■ WHAT YOU SHOULD DO: Below is a listing. Gather each line of it that contains "local".

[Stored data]
++++++++++++++++++++

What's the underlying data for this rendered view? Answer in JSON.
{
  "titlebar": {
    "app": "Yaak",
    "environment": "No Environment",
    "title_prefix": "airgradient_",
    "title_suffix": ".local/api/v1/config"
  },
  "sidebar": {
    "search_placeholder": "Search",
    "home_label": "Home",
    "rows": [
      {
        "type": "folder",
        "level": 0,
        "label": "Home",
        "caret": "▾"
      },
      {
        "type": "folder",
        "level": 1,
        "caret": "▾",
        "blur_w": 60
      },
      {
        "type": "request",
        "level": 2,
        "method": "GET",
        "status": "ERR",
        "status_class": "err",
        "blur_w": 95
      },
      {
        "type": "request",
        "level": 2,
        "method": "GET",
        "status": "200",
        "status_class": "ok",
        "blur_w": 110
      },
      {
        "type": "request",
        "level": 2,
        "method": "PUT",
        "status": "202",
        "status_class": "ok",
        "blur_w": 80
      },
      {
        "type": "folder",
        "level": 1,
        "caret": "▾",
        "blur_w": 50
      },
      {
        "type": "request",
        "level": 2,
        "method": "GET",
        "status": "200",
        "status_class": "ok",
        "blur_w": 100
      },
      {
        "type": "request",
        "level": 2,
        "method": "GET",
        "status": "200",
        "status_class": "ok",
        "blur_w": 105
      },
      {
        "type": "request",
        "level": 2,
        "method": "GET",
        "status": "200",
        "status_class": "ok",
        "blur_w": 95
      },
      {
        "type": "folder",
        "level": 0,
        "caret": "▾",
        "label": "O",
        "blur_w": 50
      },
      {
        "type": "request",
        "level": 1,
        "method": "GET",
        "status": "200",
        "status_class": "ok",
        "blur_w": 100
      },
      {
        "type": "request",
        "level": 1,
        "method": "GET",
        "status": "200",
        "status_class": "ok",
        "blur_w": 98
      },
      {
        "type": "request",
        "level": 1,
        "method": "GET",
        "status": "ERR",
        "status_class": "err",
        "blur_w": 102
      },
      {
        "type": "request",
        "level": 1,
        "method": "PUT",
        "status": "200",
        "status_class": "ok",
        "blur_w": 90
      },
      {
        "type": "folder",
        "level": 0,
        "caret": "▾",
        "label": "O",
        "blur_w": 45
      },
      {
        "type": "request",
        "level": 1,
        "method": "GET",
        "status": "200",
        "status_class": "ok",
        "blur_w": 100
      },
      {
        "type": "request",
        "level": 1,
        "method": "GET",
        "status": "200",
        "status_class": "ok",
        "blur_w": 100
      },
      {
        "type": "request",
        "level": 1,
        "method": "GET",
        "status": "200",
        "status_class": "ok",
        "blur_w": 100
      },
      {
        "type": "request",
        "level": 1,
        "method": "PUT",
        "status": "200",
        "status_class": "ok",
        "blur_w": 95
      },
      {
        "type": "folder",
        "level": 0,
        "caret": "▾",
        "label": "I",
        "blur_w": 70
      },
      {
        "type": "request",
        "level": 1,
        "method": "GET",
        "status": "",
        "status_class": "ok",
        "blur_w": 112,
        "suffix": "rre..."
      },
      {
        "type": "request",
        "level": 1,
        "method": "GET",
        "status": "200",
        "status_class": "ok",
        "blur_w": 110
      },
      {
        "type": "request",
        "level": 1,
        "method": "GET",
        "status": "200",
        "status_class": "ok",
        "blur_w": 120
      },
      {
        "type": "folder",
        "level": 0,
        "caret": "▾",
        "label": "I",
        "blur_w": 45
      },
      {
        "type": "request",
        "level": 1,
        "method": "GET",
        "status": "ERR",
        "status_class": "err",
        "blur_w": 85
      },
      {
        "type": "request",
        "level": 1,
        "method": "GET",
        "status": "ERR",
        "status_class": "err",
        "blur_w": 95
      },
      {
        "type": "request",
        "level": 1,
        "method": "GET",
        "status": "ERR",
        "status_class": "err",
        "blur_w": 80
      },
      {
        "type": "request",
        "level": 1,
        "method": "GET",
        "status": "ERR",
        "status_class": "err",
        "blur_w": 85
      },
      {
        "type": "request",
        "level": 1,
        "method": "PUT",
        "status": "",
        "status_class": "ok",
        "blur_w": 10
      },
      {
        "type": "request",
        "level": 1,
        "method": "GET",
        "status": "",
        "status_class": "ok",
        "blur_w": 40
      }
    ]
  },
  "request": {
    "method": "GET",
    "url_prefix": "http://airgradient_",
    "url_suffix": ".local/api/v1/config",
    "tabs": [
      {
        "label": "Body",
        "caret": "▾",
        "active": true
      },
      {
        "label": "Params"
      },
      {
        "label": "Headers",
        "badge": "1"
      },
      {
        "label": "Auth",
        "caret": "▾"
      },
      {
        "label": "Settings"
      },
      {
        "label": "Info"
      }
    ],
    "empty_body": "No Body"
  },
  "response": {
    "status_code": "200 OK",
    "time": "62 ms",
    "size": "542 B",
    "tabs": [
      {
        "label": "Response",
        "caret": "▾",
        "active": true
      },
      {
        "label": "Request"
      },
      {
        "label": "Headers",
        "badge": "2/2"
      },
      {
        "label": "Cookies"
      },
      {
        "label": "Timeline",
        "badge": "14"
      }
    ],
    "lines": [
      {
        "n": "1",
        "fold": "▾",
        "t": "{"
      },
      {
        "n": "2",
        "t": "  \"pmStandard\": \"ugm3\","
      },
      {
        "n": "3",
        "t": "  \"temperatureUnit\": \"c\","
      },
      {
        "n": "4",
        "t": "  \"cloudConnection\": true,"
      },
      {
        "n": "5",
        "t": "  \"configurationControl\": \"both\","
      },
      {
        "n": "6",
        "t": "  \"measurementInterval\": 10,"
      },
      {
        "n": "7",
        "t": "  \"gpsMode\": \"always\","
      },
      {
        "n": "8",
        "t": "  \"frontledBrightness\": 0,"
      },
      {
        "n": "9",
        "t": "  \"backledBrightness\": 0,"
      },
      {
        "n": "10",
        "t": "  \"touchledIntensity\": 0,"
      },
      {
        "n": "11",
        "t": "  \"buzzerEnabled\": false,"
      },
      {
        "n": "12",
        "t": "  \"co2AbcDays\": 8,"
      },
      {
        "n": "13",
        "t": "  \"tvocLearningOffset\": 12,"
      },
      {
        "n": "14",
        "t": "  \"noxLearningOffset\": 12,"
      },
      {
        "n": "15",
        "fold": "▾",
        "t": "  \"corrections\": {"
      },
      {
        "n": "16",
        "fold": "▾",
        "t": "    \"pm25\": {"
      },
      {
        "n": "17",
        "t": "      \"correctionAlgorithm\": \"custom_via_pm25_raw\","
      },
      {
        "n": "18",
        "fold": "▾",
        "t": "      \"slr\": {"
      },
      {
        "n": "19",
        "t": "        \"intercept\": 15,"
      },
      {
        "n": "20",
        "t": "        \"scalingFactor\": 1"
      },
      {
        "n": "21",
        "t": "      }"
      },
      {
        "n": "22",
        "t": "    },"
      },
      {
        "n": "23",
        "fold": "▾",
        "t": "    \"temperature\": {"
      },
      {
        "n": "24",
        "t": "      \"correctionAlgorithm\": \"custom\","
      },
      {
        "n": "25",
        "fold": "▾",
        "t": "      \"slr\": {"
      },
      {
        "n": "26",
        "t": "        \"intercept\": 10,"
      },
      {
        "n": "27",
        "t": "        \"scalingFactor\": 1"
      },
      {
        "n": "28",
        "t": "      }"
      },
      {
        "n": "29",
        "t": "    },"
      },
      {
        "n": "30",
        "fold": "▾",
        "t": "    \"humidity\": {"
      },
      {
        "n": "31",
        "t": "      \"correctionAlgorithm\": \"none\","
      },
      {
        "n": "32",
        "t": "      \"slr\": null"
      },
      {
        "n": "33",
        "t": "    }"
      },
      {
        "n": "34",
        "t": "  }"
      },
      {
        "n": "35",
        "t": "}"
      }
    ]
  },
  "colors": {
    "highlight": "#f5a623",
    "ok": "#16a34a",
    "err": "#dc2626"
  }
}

++++++++++++++++++++

■ RESPONSE TO THIS EXERCISE:
    "title_suffix": ".local/api/v1/config"
    "url_suffix": ".local/api/v1/config",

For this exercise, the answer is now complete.